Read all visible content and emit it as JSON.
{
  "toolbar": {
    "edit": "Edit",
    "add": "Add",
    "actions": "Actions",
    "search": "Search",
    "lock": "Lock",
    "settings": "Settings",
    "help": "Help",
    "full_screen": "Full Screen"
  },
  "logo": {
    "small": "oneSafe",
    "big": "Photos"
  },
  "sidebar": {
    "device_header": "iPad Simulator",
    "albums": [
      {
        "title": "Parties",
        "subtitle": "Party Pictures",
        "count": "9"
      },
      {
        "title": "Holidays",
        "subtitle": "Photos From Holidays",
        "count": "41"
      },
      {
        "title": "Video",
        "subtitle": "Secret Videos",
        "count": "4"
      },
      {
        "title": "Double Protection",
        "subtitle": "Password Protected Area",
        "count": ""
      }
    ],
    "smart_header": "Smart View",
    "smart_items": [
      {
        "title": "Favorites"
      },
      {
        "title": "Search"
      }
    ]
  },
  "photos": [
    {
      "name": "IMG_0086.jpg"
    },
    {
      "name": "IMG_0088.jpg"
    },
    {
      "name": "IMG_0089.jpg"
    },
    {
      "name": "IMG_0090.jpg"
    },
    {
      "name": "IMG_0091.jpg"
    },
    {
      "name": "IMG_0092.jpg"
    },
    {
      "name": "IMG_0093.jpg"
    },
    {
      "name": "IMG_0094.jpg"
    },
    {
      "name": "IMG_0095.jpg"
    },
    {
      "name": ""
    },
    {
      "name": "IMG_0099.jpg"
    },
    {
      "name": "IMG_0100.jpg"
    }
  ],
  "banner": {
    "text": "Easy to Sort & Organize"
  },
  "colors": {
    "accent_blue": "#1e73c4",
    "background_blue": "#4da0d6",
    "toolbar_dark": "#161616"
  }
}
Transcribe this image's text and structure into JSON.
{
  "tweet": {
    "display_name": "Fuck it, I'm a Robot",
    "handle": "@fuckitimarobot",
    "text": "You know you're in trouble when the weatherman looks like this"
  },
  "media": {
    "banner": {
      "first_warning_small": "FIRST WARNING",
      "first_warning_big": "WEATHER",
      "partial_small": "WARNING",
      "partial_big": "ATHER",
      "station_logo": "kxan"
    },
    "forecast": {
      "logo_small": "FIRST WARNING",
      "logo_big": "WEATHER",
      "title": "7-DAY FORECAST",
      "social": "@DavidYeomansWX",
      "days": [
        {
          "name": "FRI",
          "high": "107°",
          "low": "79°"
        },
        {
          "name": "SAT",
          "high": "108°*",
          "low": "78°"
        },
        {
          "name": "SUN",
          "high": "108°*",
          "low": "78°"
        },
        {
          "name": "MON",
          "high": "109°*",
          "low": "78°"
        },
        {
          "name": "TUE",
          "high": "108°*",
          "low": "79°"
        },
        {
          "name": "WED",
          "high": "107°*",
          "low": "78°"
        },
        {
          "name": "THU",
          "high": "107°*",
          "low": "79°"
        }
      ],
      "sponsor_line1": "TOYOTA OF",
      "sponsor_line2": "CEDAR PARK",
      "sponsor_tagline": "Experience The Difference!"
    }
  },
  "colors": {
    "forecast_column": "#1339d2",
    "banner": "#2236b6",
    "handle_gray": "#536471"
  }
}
------------------------
What the exercise asks: List all lines above in which the string "this" appears.

Written solution:
Transcribe this image's text and structure into JSON.
    "text": "You know you're in trouble when the weatherman looks like this"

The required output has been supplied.